[Given instruction]:
Beneath this sentence is a set of records; write each of them out exactly.

Extracted data entries
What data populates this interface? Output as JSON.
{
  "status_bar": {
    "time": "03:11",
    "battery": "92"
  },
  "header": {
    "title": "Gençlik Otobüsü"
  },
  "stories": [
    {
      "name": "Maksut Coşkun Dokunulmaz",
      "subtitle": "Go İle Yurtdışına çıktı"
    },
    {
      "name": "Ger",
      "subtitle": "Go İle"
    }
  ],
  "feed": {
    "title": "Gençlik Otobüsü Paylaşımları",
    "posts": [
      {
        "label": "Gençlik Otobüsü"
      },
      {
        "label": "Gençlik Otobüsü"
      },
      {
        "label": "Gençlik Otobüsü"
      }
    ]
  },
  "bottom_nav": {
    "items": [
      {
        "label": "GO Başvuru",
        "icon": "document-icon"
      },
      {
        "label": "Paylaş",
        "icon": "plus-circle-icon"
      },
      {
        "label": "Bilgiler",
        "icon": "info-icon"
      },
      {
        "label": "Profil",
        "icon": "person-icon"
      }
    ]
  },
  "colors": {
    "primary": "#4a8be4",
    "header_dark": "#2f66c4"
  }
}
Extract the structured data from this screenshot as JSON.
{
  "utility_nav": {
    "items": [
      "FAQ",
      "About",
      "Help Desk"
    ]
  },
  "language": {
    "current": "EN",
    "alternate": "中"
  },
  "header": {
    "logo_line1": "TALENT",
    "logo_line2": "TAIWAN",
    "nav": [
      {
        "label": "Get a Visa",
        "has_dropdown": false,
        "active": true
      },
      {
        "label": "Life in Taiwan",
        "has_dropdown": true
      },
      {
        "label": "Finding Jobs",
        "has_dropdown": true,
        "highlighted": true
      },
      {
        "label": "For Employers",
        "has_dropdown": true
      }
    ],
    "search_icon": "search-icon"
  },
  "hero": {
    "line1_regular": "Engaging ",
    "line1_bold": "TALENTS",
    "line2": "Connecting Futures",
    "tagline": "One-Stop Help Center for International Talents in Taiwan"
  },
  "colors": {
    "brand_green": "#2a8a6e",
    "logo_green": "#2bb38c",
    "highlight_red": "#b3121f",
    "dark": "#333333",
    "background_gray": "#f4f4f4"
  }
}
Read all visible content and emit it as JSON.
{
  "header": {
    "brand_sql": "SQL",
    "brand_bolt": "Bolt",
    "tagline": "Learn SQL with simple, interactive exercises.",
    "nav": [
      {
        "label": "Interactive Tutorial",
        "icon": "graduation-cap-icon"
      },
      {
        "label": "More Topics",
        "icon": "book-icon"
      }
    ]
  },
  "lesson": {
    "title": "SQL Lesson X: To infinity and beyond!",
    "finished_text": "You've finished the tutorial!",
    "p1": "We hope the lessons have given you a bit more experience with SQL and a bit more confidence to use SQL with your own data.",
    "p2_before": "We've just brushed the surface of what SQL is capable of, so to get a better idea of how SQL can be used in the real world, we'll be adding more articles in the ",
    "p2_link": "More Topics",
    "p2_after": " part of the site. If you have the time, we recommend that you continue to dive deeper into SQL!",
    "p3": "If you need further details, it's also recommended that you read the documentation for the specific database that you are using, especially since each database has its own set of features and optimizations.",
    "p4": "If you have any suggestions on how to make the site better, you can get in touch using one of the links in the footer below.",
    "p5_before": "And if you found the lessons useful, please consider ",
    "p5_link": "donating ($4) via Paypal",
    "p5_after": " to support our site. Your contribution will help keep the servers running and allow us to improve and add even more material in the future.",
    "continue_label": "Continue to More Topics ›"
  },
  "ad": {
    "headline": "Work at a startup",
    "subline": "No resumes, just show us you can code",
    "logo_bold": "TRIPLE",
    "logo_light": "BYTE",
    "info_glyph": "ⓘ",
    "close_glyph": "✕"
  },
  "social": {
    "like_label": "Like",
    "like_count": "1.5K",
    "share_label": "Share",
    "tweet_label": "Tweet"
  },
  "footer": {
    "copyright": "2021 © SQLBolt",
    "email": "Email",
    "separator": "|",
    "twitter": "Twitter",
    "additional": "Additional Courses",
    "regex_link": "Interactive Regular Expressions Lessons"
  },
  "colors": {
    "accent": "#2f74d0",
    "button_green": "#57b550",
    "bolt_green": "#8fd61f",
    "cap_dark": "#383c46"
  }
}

[Exercise result]:
What data populates this interface? Output as JSON.
{
  "status_bar": {
    "time": "03:11",
    "battery": "92"
  },
  "header": {
    "title": "Gençlik Otobüsü"
  },
  "stories": [
    {
      "name": "Maksut Coşkun Dokunulmaz",
      "subtitle": "Go İle Yurtdışına çıktı"
    },
    {
      "name": "Ger",
      "subtitle": "Go İle"
    }
  ],
  "feed": {
    "title": "Gençlik Otobüsü Paylaşımları",
    "posts": [
      {
        "label": "Gençlik Otobüsü"
      },
      {
        "label": "Gençlik Otobüsü"
      },
      {
        "label": "Gençlik Otobüsü"
      }
    ]
  },
  "bottom_nav": {
    "items": [
      {
        "label": "GO Başvuru",
        "icon": "document-icon"
      },
      {
        "label": "Paylaş",
        "icon": "plus-circle-icon"
      },
      {
        "label": "Bilgiler",
        "icon": "info-icon"
      },
      {
        "label": "Profil",
        "icon": "person-icon"
      }
    ]
  },
  "colors": {
    "primary": "#4a8be4",
    "header_dark": "#2f66c4"
  }
}
Extract the structured data from this screenshot as JSON.
{
  "utility_nav": {
    "items": [
      "FAQ",
      "About",
      "Help Desk"
    ]
  },
  "language": {
    "current": "EN",
    "alternate": "中"
  },
  "header": {
    "logo_line1": "TALENT",
    "logo_line2": "TAIWAN",
    "nav": [
      {
        "label": "Get a Visa",
        "has_dropdown": false,
        "active": true
      },
      {
        "label": "Life in Taiwan",
        "has_dropdown": true
      },
      {
        "label": "Finding Jobs",
        "has_dropdown": true,
        "highlighted": true
      },
      {
        "label": "For Employers",
        "has_dropdown": true
      }
    ],
    "search_icon": "search-icon"
  },
  "hero": {
    "line1_regular": "Engaging ",
    "line1_bold": "TALENTS",
    "line2": "Connecting Futures",
    "tagline": "One-Stop Help Center for International Talents in Taiwan"
  },
  "colors": {
    "brand_green": "#2a8a6e",
    "logo_green": "#2bb38c",
    "highlight_red": "#b3121f",
    "dark": "#333333",
    "background_gray": "#f4f4f4"
  }
}
Read all visible content and emit it as JSON.
{
  "header": {
    "brand_sql": "SQL",
    "brand_bolt": "Bolt",
    "tagline": "Learn SQL with simple, interactive exercises.",
    "nav": [
      {
        "label": "Interactive Tutorial",
        "icon": "graduation-cap-icon"
      },
      {
        "label": "More Topics",
        "icon": "book-icon"
      }
    ]
  },
  "lesson": {
    "title": "SQL Lesson X: To infinity and beyond!",
    "finished_text": "You've finished the tutorial!",
    "p1": "We hope the lessons have given you a bit more experience with SQL and a bit more confidence to use SQL with your own data.",
    "p2_before": "We've just brushed the surface of what SQL is capable of, so to get a better idea of how SQL can be used in the real world, we'll be adding more articles in the ",
    "p2_link": "More Topics",
    "p2_after": " part of the site. If you have the time, we recommend that you continue to dive deeper into SQL!",
    "p3": "If you need further details, it's also recommended that you read the documentation for the specific database that you are using, especially since each database has its own set of features and optimizations.",
    "p4": "If you have any suggestions on how to make the site better, you can get in touch using one of the links in the footer below.",
    "p5_before": "And if you found the lessons useful, please consider ",
    "p5_link": "donating ($4) via Paypal",
    "p5_after": " to support our site. Your contribution will help keep the servers running and allow us to improve and add even more material in the future.",
    "continue_label": "Continue to More Topics ›"
  },
  "ad": {
    "headline": "Work at a startup",
    "subline": "No resumes, just show us you can code",
    "logo_bold": "TRIPLE",
    "logo_light": "BYTE",
    "info_glyph": "ⓘ",
    "close_glyph": "✕"
  },
  "social": {
    "like_label": "Like",
    "like_count": "1.5K",
    "share_label": "Share",
    "tweet_label": "Tweet"
  },
  "footer": {
    "copyright": "2021 © SQLBolt",
    "email": "Email",
    "separator": "|",
    "twitter": "Twitter",
    "additional": "Additional Courses",
    "regex_link": "Interactive Regular Expressions Lessons"
  },
  "colors": {
    "accent": "#2f74d0",
    "button_green": "#57b550",
    "bolt_green": "#8fd61f",
    "cap_dark": "#383c46"
  }
}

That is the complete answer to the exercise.